__Texte étudié__.
::::::::::

Le low-cost alimentaire est-il mort ?

, modifié à
  • A
  • A
2:36
Le monde bouge est une chronique de l'émission La matinale d'Europe 1 - Le 6h - 9h
Partagez sur :

Chaque jour, Axel de Tarlé fait un point sur l'économie.

L'enseigne de distribution Leader Price abandonne le hard-discount et opère une montée en gamme. Est-ce la fin du low-cost dans la grande distribution ?

Fini, les palettes de produits premiers prix, vendus sous des néons blafards. Leader Price veut monter en gamme avec (je cite la direction) :  "Plus de Bio, Plus de frais, de produits nature et santé".

Leader Price ne fait que suivre le mouvement initié par Lidl en 2012. Lidl qui vend aujourd'hui des grands vins - du château Yquem - véridique -  dans sa "cave" - attention on ne dit plus "rayon". Lidl qui a créé un espace Boulangerie-Vienoiserie. Franprix propose également un rayon traiteur, une rôtisserie. Vous voyez, on n'est plus très loin de l'épicerie fine. Même embourgeoisement chez Aldi. 

Avec, au passage, des hausses de prix. Certains s'en défendent. D'autres assument, en expliquant que les Français sont prêts à payer plus cher pour manger mieux. Manger bio.

Ça veut dire qu'on assiste à la fin des "prix bas" dans la grande distribution ?

::::::::::

__Consignes des tâches__.
1/ Recopiez le texte sur le low-cost alimentaire depuis « Chaque jour, Axel » jusqu'à « low-cost dans la grande distribution ? » inclus, en renommant « hard-discount » en « maxidiscompte ».
2/ Traduisez en anglais cette phrase du texte sur le low-cost alimentaire : « D'autres assument, en expliquant que les Français sont prêts à payer plus cher pour manger mieux. »
Le matériel qui suit n'intervient en rien dans ce travail.

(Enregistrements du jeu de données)

::::::::::

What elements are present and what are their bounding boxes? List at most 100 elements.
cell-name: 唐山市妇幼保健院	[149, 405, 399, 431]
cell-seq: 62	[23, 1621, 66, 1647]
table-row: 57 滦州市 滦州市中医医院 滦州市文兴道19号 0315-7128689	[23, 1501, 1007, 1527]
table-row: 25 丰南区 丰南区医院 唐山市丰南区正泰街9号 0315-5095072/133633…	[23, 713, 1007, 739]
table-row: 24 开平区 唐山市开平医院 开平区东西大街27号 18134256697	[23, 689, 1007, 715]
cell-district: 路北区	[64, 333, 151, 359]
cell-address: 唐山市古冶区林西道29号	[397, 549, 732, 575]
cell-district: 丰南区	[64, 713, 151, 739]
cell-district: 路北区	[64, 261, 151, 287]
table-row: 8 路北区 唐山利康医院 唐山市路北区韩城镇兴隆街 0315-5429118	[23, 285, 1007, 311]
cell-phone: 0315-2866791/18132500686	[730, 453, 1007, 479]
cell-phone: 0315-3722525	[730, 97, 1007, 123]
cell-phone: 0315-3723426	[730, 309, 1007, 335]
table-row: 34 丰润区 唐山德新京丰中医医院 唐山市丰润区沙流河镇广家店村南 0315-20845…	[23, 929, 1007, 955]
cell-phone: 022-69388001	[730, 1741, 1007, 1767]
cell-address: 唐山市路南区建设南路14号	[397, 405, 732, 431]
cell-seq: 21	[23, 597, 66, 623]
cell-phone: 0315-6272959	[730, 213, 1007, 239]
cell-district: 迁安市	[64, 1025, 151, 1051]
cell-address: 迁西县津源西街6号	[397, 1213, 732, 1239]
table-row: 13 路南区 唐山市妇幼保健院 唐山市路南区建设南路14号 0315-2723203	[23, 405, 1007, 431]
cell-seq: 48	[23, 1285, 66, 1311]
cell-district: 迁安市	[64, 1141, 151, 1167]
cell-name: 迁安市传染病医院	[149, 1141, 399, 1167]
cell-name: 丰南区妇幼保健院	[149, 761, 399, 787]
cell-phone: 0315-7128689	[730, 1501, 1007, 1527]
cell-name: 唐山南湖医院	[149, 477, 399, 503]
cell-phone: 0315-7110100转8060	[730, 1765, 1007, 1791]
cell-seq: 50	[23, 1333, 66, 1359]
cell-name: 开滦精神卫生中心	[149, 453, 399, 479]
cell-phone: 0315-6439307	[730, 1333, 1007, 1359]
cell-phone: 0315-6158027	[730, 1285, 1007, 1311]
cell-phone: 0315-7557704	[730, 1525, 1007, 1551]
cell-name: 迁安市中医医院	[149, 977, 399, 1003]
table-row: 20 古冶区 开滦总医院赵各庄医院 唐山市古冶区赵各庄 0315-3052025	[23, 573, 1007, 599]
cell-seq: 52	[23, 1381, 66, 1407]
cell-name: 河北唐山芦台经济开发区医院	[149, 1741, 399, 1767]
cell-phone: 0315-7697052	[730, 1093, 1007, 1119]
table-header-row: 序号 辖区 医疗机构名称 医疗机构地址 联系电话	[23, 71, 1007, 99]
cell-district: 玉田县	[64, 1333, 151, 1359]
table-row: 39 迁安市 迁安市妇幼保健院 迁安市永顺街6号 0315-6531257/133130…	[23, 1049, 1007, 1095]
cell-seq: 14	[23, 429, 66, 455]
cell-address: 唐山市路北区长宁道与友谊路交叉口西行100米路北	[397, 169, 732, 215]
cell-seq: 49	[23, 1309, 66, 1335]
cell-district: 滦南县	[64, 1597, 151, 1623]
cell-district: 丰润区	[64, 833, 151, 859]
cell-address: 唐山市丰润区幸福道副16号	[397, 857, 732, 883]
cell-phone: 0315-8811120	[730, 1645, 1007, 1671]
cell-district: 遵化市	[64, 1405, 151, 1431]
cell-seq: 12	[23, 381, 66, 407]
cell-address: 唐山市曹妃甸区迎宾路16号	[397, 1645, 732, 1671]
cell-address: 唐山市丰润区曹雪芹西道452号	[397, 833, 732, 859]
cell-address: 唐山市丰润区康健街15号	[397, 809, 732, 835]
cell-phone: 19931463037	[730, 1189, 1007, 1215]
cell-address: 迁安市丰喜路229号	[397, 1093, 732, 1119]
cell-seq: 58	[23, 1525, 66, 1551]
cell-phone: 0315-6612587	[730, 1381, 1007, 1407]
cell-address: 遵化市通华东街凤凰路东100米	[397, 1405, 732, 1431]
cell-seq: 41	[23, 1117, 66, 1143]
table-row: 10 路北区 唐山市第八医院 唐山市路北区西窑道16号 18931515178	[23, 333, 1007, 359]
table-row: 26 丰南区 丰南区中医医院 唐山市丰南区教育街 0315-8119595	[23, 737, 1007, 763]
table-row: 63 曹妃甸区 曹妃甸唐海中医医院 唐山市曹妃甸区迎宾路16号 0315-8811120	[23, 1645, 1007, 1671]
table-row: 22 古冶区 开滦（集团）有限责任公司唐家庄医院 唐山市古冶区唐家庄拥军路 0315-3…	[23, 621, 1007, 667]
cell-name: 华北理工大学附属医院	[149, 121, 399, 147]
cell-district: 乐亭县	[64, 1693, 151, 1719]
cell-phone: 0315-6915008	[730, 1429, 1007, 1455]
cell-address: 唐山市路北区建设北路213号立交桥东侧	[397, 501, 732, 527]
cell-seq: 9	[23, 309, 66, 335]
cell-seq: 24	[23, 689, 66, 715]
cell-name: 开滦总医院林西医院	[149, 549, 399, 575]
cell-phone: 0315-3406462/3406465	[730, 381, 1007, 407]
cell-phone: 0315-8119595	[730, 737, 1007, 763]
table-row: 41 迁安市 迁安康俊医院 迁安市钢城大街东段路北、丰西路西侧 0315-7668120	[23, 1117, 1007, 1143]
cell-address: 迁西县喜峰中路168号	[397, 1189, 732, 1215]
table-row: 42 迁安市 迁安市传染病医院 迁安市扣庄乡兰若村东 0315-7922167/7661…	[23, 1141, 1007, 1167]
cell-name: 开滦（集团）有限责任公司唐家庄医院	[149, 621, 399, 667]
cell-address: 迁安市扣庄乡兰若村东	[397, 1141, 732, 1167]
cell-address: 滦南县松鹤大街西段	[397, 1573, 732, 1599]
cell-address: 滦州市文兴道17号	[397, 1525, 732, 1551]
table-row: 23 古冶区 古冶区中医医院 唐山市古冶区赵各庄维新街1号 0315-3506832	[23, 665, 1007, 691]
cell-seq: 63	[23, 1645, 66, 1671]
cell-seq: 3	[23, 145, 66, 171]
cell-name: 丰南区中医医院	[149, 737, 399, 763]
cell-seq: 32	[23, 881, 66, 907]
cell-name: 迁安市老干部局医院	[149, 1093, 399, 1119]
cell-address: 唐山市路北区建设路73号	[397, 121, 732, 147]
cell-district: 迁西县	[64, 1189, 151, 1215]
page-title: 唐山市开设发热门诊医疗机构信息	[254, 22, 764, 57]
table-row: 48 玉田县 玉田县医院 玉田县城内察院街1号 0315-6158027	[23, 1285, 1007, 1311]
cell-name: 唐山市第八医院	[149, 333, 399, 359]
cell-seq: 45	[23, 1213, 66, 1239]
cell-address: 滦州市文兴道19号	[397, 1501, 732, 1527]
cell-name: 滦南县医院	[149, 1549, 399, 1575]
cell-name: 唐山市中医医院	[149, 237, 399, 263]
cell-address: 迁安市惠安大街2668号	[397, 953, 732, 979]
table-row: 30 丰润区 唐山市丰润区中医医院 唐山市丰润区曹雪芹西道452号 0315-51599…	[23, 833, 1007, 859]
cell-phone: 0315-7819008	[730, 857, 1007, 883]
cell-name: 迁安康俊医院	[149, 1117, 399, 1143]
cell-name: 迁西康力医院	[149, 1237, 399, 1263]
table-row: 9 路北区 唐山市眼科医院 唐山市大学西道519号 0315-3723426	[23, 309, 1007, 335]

::::::::::

__Résultats par tâche__.
1/
Chaque jour, Axel de Tarlé fait un point sur l'économie.

L'enseigne de distribution Leader Price abandonne le maxidiscompte et opère une montée en gamme. Est-ce la fin du low-cost dans la grande distribution ?

2/ Others own up to it, explaining that the French are ready to pay more to eat better.